> [Do this] Copy the lines holding the word "color", all of them.

(Data tied to figure images)
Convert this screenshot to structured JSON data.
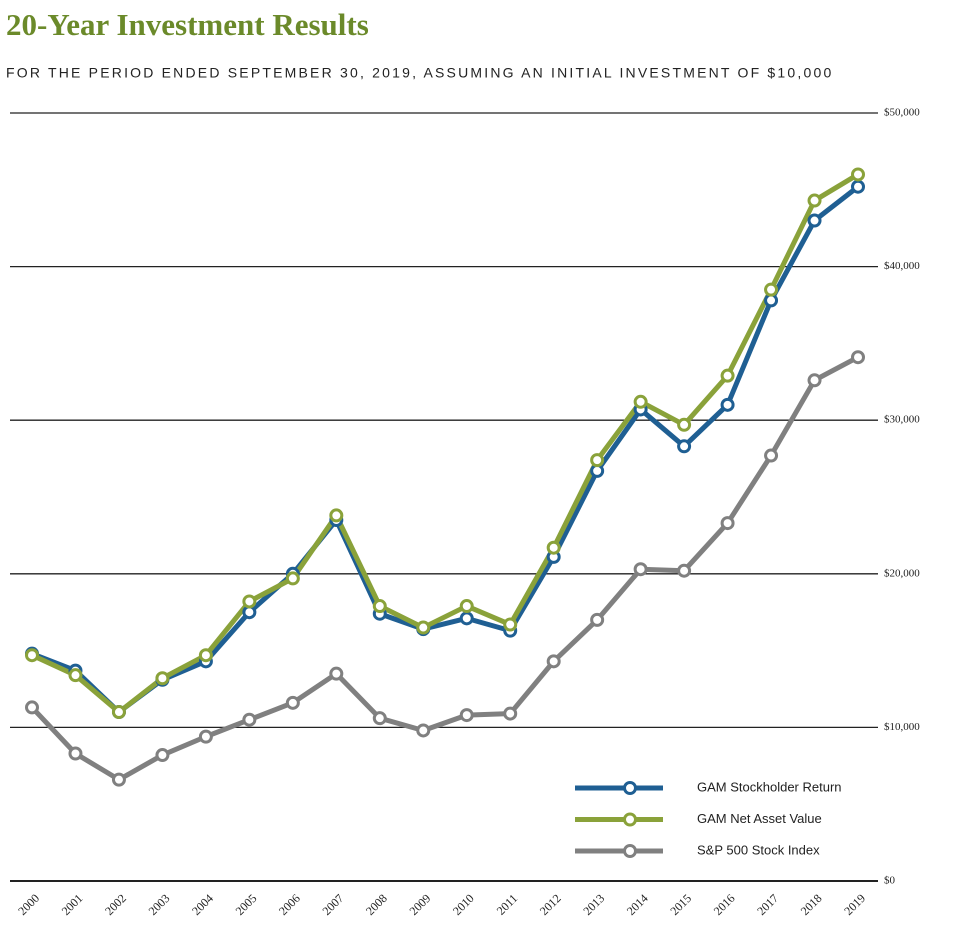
{
  "chart_data": {
    "type": "line",
    "title": "20-Year Investment Results",
    "subtitle": "FOR THE PERIOD ENDED SEPTEMBER 30, 2019, ASSUMING AN INITIAL INVESTMENT OF $10,000",
    "categories": [
      "2000",
      "2001",
      "2002",
      "2003",
      "2004",
      "2005",
      "2006",
      "2007",
      "2008",
      "2009",
      "2010",
      "2011",
      "2012",
      "2013",
      "2014",
      "2015",
      "2016",
      "2017",
      "2018",
      "2019"
    ],
    "series": [
      {
        "name": "GAM Stockholder Return",
        "color": "#1f5f93",
        "values": [
          14800,
          13700,
          11000,
          13100,
          14300,
          17500,
          20000,
          23500,
          17400,
          16400,
          17100,
          16300,
          21100,
          26700,
          30700,
          28300,
          31000,
          37800,
          43000,
          45200
        ]
      },
      {
        "name": "GAM Net Asset Value",
        "color": "#8aa23a",
        "values": [
          14700,
          13400,
          11000,
          13200,
          14700,
          18200,
          19700,
          23800,
          17900,
          16500,
          17900,
          16700,
          21700,
          27400,
          31200,
          29700,
          32900,
          38500,
          44300,
          46000
        ]
      },
      {
        "name": "S&P 500 Stock Index",
        "color": "#808080",
        "values": [
          11300,
          8300,
          6600,
          8200,
          9400,
          10500,
          11600,
          13500,
          10600,
          9800,
          10800,
          10900,
          14300,
          17000,
          20300,
          20200,
          23300,
          27700,
          32600,
          34100
        ]
      }
    ],
    "ylim": [
      0,
      50000
    ],
    "yticks": [
      {
        "value": 0,
        "label": "$0"
      },
      {
        "value": 10000,
        "label": "$10,000"
      },
      {
        "value": 20000,
        "label": "$20,000"
      },
      {
        "value": 30000,
        "label": "$30,000"
      },
      {
        "value": 40000,
        "label": "$40,000"
      },
      {
        "value": 50000,
        "label": "$50,000"
      }
    ],
    "grid": true,
    "legend": "lower right"
  }
}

> [Answer to this exercise]
        "color": "#1f5f93",
        "color": "#8aa23a",
        "color": "#808080",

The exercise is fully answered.